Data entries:
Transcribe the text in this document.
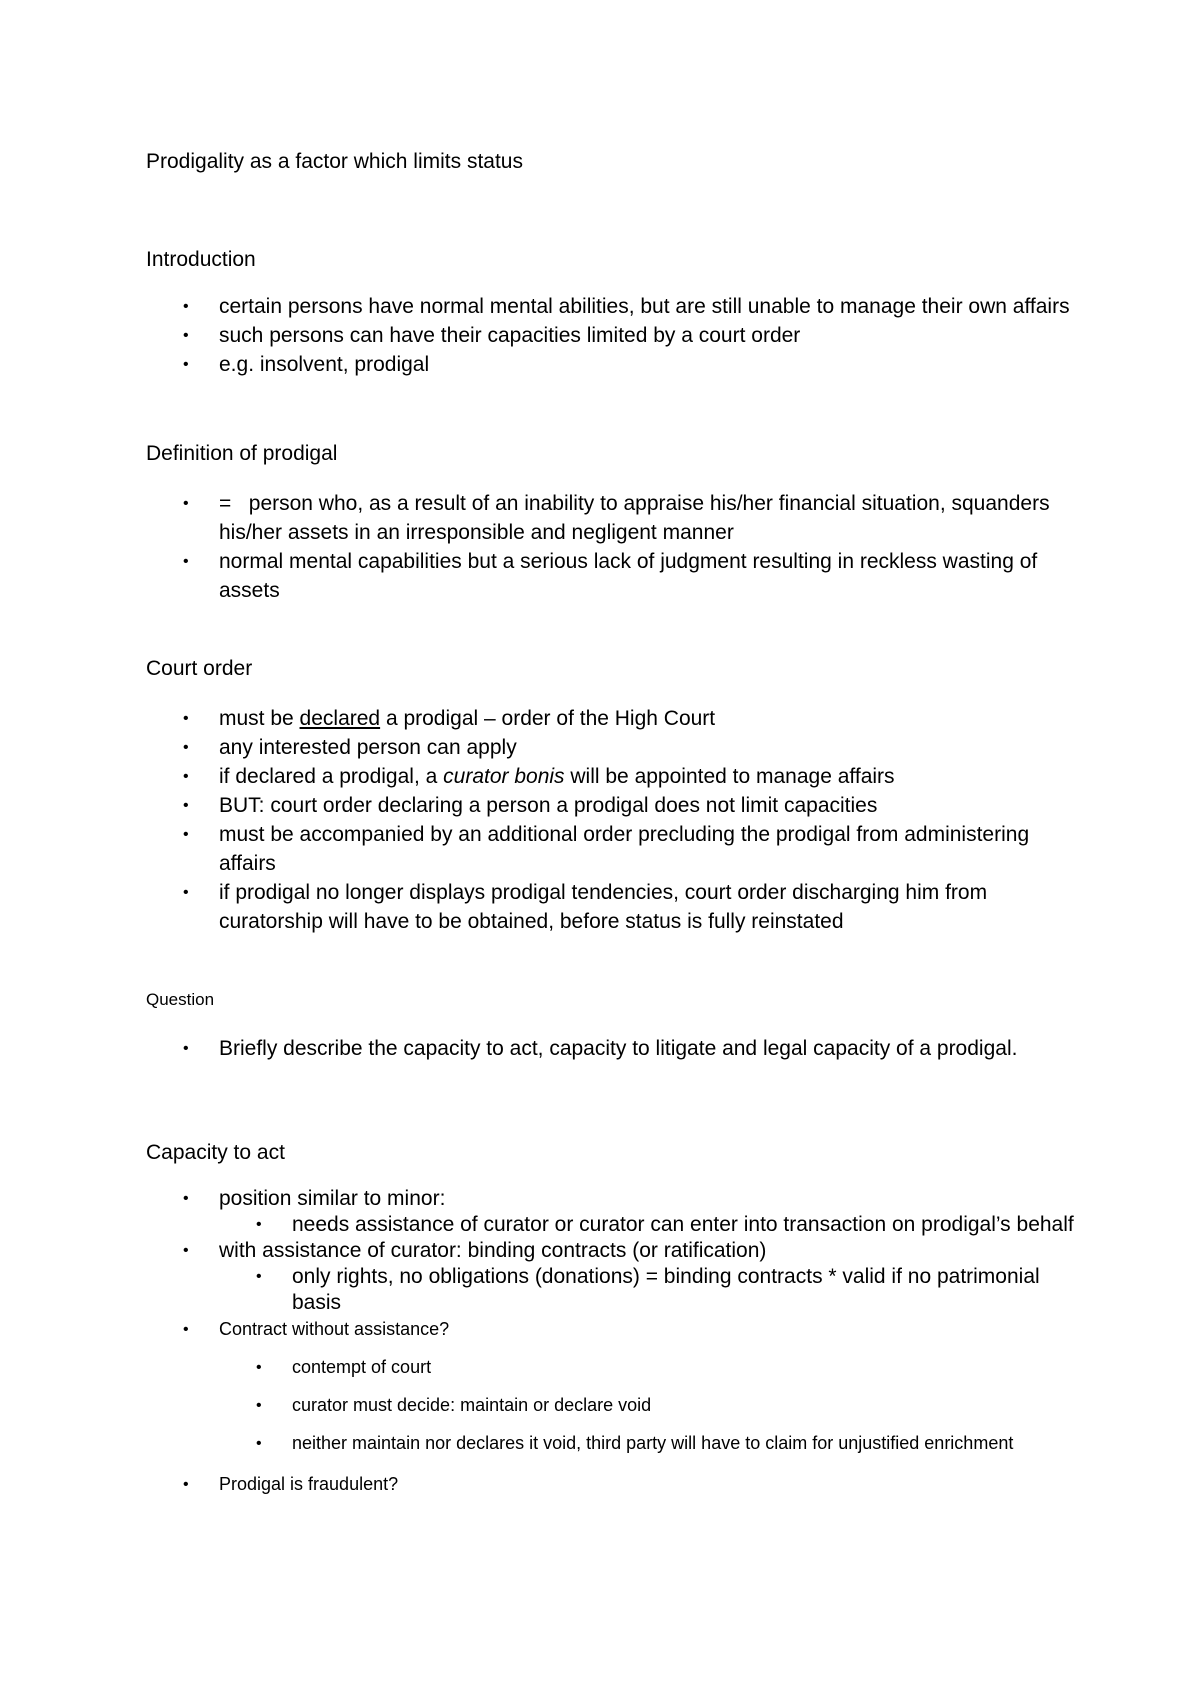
Prodigality as a factor which limits status

Introduction

• certain persons have normal mental abilities, but are still unable to manage their own affairs
• such persons can have their capacities limited by a court order
• e.g. insolvent, prodigal

Definition of prodigal

• =   person who, as a result of an inability to appraise his/her financial situation, squanders his/her assets in an irresponsible and negligent manner
• normal mental capabilities but a serious lack of judgment resulting in reckless wasting of assets

Court order

• must be declared a prodigal – order of the High Court
• any interested person can apply
• if declared a prodigal, a curator bonis will be appointed to manage affairs
• BUT: court order declaring a person a prodigal does not limit capacities
• must be accompanied by an additional order precluding the prodigal from administering affairs
• if prodigal no longer displays prodigal tendencies, court order discharging him from curatorship will have to be obtained, before status is fully reinstated

Question

• Briefly describe the capacity to act, capacity to litigate and legal capacity of a prodigal.

Capacity to act

• position similar to minor:
• needs assistance of curator or curator can enter into transaction on prodigal’s behalf
• with assistance of curator: binding contracts (or ratification)
• only rights, no obligations (donations) = binding contracts * valid if no patrimonial basis
• Contract without assistance?
• contempt of court
• curator must decide: maintain or declare void
• neither maintain nor declares it void, third party will have to claim for unjustified enrichment
• Prodigal is fraudulent?
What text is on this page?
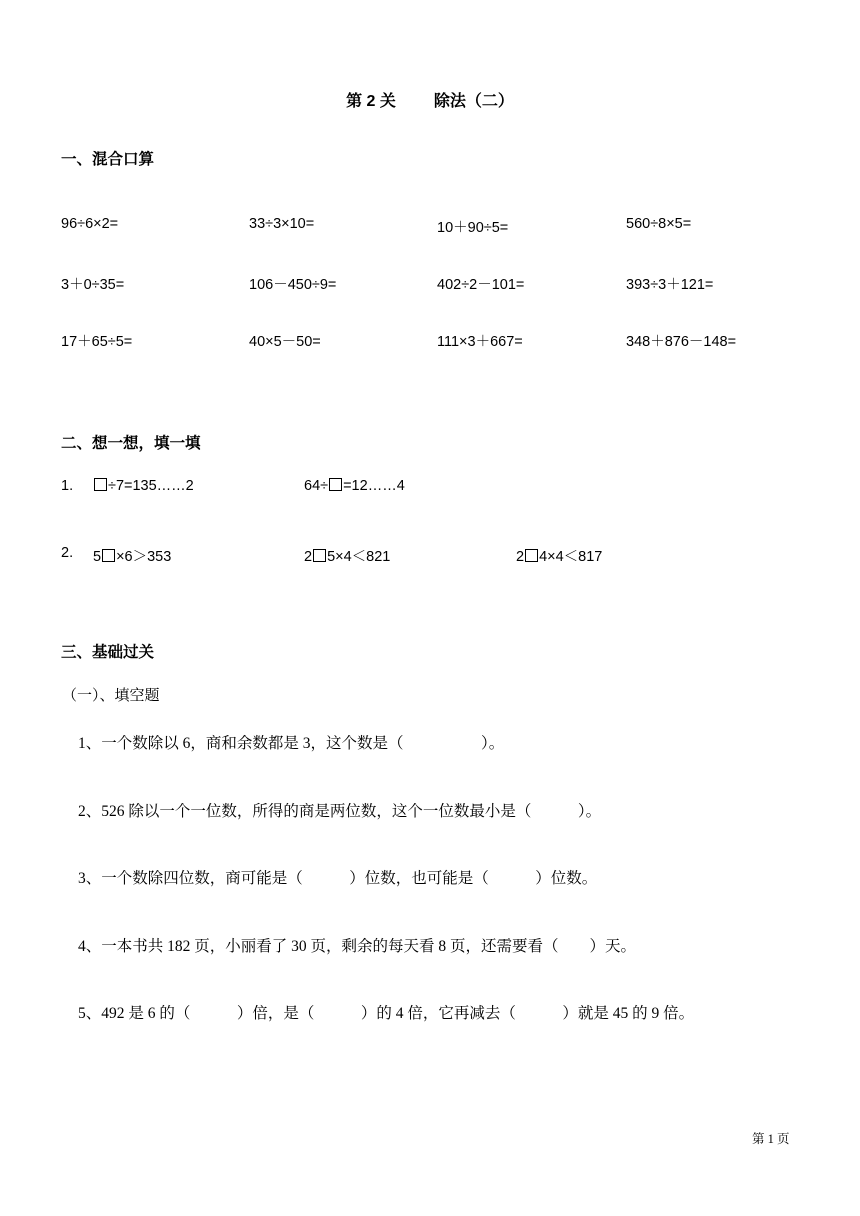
第 2 关 除法（二）
一、混合口算
96÷6×2=	33÷3×10=	10＋90÷5=	560÷8×5=
3＋0÷35=	106－450÷9=	402÷2－101=	393÷3＋121=
17＋65÷5=	40×5－50=	111×3＋667=	348＋876－148=
二、想一想，填一填
1.	÷7=135……2	64÷ =12……4
2. 5 ×6＞353	2 5×4＜821	2 4×4＜817
三、基础过关
（一）、填空题
1、一个数除以 6，商和余数都是 3，这个数是（　　　　　）。
2、526 除以一个一位数，所得的商是两位数，这个一位数最小是（　　　）。
3、一个数除四位数，商可能是（　　　）位数，也可能是（　　　）位数。
4、一本书共 182 页，小丽看了 30 页，剩余的每天看 8 页，还需要看（　　）天。
5、492 是 6 的（　　　）倍，是（　　　）的 4 倍，它再减去（　　　）就是 45 的 9 倍。
第 1 页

## Written problem
Each entry should be repeated exactly as it appears; the pictures stay out.

## Answer to this task
Transcribe the text in this document.
Prodigality as a factor which limits status

Introduction

• certain persons have normal mental abilities, but are still unable to manage their own affairs
• such persons can have their capacities limited by a court order
• e.g. insolvent, prodigal

Definition of prodigal

• =   person who, as a result of an inability to appraise his/her financial situation, squanders his/her assets in an irresponsible and negligent manner
• normal mental capabilities but a serious lack of judgment resulting in reckless wasting of assets

Court order

• must be declared a prodigal – order of the High Court
• any interested person can apply
• if declared a prodigal, a curator bonis will be appointed to manage affairs
• BUT: court order declaring a person a prodigal does not limit capacities
• must be accompanied by an additional order precluding the prodigal from administering affairs
• if prodigal no longer displays prodigal tendencies, court order discharging him from curatorship will have to be obtained, before status is fully reinstated

Question

• Briefly describe the capacity to act, capacity to litigate and legal capacity of a prodigal.

Capacity to act

• position similar to minor:
• needs assistance of curator or curator can enter into transaction on prodigal’s behalf
• with assistance of curator: binding contracts (or ratification)
• only rights, no obligations (donations) = binding contracts * valid if no patrimonial basis
• Contract without assistance?
• contempt of court
• curator must decide: maintain or declare void
• neither maintain nor declares it void, third party will have to claim for unjustified enrichment
• Prodigal is fraudulent?
What text is on this page?
第 2 关 除法（二）
一、混合口算
96÷6×2=	33÷3×10=	10＋90÷5=	560÷8×5=
3＋0÷35=	106－450÷9=	402÷2－101=	393÷3＋121=
17＋65÷5=	40×5－50=	111×3＋667=	348＋876－148=
二、想一想，填一填
1.	÷7=135……2	64÷ =12……4
2. 5 ×6＞353	2 5×4＜821	2 4×4＜817
三、基础过关
（一）、填空题
1、一个数除以 6，商和余数都是 3，这个数是（　　　　　）。
2、526 除以一个一位数，所得的商是两位数，这个一位数最小是（　　　）。
3、一个数除四位数，商可能是（　　　）位数，也可能是（　　　）位数。
4、一本书共 182 页，小丽看了 30 页，剩余的每天看 8 页，还需要看（　　）天。
5、492 是 6 的（　　　）倍，是（　　　）的 4 倍，它再减去（　　　）就是 45 的 9 倍。
第 1 页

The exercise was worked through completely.